_Work to be completed_
Check each line for the string "three". Give only the count of lines that have it.

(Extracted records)
-- -- --

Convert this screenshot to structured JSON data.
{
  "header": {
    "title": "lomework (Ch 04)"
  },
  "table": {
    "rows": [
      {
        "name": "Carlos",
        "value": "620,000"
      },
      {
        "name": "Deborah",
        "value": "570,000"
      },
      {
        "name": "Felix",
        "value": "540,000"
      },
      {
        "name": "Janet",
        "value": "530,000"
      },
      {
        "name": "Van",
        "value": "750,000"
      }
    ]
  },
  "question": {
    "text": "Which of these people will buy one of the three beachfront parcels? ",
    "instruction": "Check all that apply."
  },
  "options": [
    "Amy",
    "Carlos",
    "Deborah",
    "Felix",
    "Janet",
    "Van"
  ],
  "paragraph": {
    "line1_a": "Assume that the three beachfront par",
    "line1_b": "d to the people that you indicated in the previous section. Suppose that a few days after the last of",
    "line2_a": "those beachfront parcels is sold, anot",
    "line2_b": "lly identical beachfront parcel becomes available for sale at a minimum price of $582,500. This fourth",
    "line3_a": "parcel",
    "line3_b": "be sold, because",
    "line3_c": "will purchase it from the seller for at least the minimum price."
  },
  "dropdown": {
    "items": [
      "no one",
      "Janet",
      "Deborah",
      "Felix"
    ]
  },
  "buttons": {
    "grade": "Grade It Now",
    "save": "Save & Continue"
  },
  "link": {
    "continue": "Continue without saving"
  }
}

-- -- --

_Written answer_
2